▸ **TASK BRIEF**: Pick up the article about the 1919 steel strikers and their families after its last sentence, and carry it on in the same voice.

Hellraisers Journal – Saturday November 1, 1919
Pittsburgh, Pennsylvania – The Steel Strikers: Courageous Men, Enduring Women

From The Quarry Workers Journal of November 1919:

CONDITIONS AMONG [STEEL] STRIKERS
AS SEEN BY A WOMAN
—–
By Mary Heaton Vorse,
Author of “The Prestons.” Etc.
—–

[Part I.]

MHV, Author of Prestons, ed, NYS p37, Dec 1, 1918

This week the commissary stores are being opened in all the steel towns. For six weeks the strikers had nothing. They have been living on their savings; some who have had no savings, have existed from hand to mouth, picking up a chance bit of work here and there and being helped out by their friends.

The first strike relief which will have been given will be the groceries given out twice a week from the commissary stores. Not everyone can have these groceries. They are for those who are starving or on the edge of want, for it would be unthinkable at this stage of organized labor that any one should be forced to scab by hunger.

You do not need much imagination to understand what endurance it has taken on the part of the rank and file to stay out on strike for six weeks without strike benefit or relief. It is going to take even more endurance from now on, when the narrow line will have to be drawn between those actually in want and those nearly in want.

Yesterday I saw how that was being done. When a striker applies for re lief, one of the strike committee goes around to talk the matter over with the family. I went out in Pittsburgh with a Polish fellow-worker who was going out to make such visits of investigation.

We had some difficulty in finding the house where the strikers live. We went down back alleys, past refuse dumps that seemed as venerable as the dilapidated meeting house on the corner. Like everything else in this neighborhood, it was falling to pieces. The paint had scaled from its pillars, but it spoke of a former day before all the mild red brick of the houses had been defiled with the grime soot, and when the well to do, comfortable families lived a family in a house, instead of a family in a room.

All America has heard how richly the steel workers have been paid. They have heard how their wives buy fur coats, and how they go to work in their cars. There have been among the highly skilled some who have made good money. The average man is no better off than he ever was. He lives as he always did, in a foul and crowded slum in the cities where his children from one year’s end to another never see a green blade of grass, or in bleak monotonous houses in the country, plastered to hillsides, where every green thing is blackened by the smoke of the mills. What small share he has had in the colossal profits which have been made by steel has been wiped off the slate by the cost of living. For under our system of profits nothing but profits matters.

▸ **DATA SECTION**:

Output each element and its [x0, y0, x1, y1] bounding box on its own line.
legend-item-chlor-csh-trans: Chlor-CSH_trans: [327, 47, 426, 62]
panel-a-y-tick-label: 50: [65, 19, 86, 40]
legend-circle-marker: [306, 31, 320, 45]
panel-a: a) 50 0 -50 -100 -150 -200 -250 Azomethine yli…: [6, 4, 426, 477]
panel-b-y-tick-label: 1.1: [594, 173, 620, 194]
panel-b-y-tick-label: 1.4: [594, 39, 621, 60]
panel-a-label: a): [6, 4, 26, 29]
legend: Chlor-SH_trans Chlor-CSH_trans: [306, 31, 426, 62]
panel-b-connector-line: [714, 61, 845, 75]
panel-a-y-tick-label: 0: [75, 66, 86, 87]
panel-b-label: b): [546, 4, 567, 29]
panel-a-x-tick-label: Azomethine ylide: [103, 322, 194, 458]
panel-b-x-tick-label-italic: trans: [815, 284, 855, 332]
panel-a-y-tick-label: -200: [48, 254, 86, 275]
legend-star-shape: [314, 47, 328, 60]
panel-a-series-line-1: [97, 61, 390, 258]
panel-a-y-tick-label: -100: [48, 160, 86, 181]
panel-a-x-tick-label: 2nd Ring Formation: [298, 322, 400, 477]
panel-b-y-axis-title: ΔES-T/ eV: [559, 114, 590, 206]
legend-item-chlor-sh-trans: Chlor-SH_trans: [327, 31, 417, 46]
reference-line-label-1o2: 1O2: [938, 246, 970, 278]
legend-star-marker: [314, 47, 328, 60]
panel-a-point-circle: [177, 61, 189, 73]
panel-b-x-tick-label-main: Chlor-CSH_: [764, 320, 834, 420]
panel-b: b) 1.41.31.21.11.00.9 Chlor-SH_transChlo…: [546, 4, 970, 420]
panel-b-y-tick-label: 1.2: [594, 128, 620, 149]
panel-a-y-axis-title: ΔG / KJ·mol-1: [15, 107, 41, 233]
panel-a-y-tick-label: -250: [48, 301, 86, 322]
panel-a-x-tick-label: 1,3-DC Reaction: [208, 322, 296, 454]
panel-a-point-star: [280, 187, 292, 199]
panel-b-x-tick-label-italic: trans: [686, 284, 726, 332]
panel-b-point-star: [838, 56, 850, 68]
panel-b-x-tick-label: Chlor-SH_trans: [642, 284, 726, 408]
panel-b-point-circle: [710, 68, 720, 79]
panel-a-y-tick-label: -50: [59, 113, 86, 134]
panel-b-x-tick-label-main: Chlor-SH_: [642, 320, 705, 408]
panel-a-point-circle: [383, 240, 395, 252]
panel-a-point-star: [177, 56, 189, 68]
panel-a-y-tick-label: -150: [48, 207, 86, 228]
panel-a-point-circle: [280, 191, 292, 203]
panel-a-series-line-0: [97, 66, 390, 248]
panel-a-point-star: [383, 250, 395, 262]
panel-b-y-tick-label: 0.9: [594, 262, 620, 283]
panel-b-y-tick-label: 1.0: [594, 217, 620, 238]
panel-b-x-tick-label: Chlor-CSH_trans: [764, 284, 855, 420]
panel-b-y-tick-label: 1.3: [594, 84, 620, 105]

▸ **OUTPUT FOR THIS EXERCISE**:
We finally found the house. To go in, we had to bend down because laundry was hanging in the front hall. We went into a back yard, bricked over and littered with debris. The only sweet thing on which the eye could rest were the children playing in the yard. It was separate from the other yards by high blackened palings. It was as cheerful as a well. But the children played there.

The room we went into was clean, but as bleak as the yard. On either side of the stove were two chairs with out backs. There was a table, a mechanical cradle rocked a baby to and fro-tick, tack-tock, tack, in a staccato rythm. There were the two chairs in the room, and that was all, except white curtains at the window-patched and darned-but, in spite of all invading grime, white. The woman called her husband from the inner room. This room, where they slept and the four children with them, was black as a cellar, with much less ventilation.

For a while they talked together in Polish, and I made friends with the children. The conversation between the member of the strike committe and the strikers was very earnest. I don’t think they ever smiled. But all through it ran the rippling laughter of the children. These people had brought with them such sound, good blood, that their children even in these conditions were gay and bonny and full of laughter. They were three, four and five years old, and there was the baby of eleven months.

Presently the talk came to an end. They had decided.

“They have decided,” said my guide, “that they can wait three weeks more before they come to the commissary.”

They had nothing, and they could wait three weeks more! In some houses you will go to, you can find the evidence of the higher wages. A comfortable chair; a sewing machine; a better type of stove, but here there was no sign of anything of that kind. Bare walls and emptiness, that was all. Babies coming in such rapid succession had eaten up all this man could earn.

Then I realized that if the strike is being won by the individual courage of the men, it is also being won by the endurance of women. Women like this-young mothers, burdened down by the care of their young children. Women who have almost no diversion, who live isolated by poverty from all that is beautiful in life, whose eyes never rest on anything fair except the faces of their own children. There are hundreds of women, and thousands of them, like this one, scattered through the steel towns, who have mode up their minds that they can hold out a little longer-another week-two weeks more. And if women were not willing to endure like this, strikes couldn’t be won.

Yet it is a terrible thing to think that this endurance must be.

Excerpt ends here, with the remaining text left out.